Exercise brief: Transcribe the listing word for word.

Task data:
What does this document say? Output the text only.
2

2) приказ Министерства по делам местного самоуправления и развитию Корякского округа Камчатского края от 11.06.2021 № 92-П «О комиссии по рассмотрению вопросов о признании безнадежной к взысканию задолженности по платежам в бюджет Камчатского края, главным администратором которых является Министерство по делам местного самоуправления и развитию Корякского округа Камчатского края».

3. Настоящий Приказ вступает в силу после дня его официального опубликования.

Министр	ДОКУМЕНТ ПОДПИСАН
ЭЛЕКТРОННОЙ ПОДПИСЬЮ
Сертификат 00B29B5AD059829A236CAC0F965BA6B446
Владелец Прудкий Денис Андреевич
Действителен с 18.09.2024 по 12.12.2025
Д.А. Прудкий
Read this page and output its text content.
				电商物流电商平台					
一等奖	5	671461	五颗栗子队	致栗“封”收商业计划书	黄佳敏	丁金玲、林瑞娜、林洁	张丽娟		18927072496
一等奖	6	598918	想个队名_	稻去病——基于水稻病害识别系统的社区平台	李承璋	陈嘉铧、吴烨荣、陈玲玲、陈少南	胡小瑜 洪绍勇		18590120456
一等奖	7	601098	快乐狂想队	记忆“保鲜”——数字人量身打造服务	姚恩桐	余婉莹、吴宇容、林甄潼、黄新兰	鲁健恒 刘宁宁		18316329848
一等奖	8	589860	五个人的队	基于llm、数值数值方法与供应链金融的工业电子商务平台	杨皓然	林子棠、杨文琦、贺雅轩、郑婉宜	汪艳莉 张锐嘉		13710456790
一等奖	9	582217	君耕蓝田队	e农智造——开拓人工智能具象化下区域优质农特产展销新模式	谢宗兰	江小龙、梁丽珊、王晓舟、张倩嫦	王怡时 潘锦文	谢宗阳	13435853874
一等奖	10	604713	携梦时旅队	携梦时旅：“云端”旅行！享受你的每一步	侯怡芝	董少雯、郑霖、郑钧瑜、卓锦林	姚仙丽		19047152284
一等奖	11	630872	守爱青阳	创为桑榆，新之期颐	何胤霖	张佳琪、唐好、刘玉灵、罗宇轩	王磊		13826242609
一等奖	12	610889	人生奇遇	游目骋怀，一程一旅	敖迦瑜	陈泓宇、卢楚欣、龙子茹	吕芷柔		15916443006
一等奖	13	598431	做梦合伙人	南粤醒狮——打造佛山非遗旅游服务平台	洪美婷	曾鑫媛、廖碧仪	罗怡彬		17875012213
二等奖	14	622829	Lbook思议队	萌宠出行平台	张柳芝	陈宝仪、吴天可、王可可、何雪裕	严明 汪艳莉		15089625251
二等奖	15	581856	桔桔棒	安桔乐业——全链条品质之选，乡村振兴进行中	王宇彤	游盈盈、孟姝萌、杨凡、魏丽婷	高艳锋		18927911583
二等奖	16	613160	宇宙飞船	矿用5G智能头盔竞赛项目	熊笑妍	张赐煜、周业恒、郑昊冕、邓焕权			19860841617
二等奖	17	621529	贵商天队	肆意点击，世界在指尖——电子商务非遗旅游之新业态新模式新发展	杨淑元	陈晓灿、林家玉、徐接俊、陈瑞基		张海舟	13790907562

Answer to the exercise:
What does this document say? Output the text only.
2

2) приказ Министерства по делам местного самоуправления и развитию Корякского округа Камчатского края от 11.06.2021 № 92-П «О комиссии по рассмотрению вопросов о признании безнадежной к взысканию задолженности по платежам в бюджет Камчатского края, главным администратором которых является Министерство по делам местного самоуправления и развитию Корякского округа Камчатского края».

3. Настоящий Приказ вступает в силу после дня его официального опубликования.

Министр	ДОКУМЕНТ ПОДПИСАН
ЭЛЕКТРОННОЙ ПОДПИСЬЮ
Сертификат 00B29B5AD059829A236CAC0F965BA6B446
Владелец Прудкий Денис Андреевич
Действителен с 18.09.2024 по 12.12.2025
Д.А. Прудкий
Read this page and output its text content.
				电商物流电商平台					
一等奖	5	671461	五颗栗子队	致栗“封”收商业计划书	黄佳敏	丁金玲、林瑞娜、林洁	张丽娟		18927072496
一等奖	6	598918	想个队名_	稻去病——基于水稻病害识别系统的社区平台	李承璋	陈嘉铧、吴烨荣、陈玲玲、陈少南	胡小瑜 洪绍勇		18590120456
一等奖	7	601098	快乐狂想队	记忆“保鲜”——数字人量身打造服务	姚恩桐	余婉莹、吴宇容、林甄潼、黄新兰	鲁健恒 刘宁宁		18316329848
一等奖	8	589860	五个人的队	基于llm、数值数值方法与供应链金融的工业电子商务平台	杨皓然	林子棠、杨文琦、贺雅轩、郑婉宜	汪艳莉 张锐嘉		13710456790
一等奖	9	582217	君耕蓝田队	e农智造——开拓人工智能具象化下区域优质农特产展销新模式	谢宗兰	江小龙、梁丽珊、王晓舟、张倩嫦	王怡时 潘锦文	谢宗阳	13435853874
一等奖	10	604713	携梦时旅队	携梦时旅：“云端”旅行！享受你的每一步	侯怡芝	董少雯、郑霖、郑钧瑜、卓锦林	姚仙丽		19047152284
一等奖	11	630872	守爱青阳	创为桑榆，新之期颐	何胤霖	张佳琪、唐好、刘玉灵、罗宇轩	王磊		13826242609
一等奖	12	610889	人生奇遇	游目骋怀，一程一旅	敖迦瑜	陈泓宇、卢楚欣、龙子茹	吕芷柔		15916443006
一等奖	13	598431	做梦合伙人	南粤醒狮——打造佛山非遗旅游服务平台	洪美婷	曾鑫媛、廖碧仪	罗怡彬		17875012213
二等奖	14	622829	Lbook思议队	萌宠出行平台	张柳芝	陈宝仪、吴天可、王可可、何雪裕	严明 汪艳莉		15089625251
二等奖	15	581856	桔桔棒	安桔乐业——全链条品质之选，乡村振兴进行中	王宇彤	游盈盈、孟姝萌、杨凡、魏丽婷	高艳锋		18927911583
二等奖	16	613160	宇宙飞船	矿用5G智能头盔竞赛项目	熊笑妍	张赐煜、周业恒、郑昊冕、邓焕权			19860841617
二等奖	17	621529	贵商天队	肆意点击，世界在指尖——电子商务非遗旅游之新业态新模式新发展	杨淑元	陈晓灿、林家玉、徐接俊、陈瑞基		张海舟	13790907562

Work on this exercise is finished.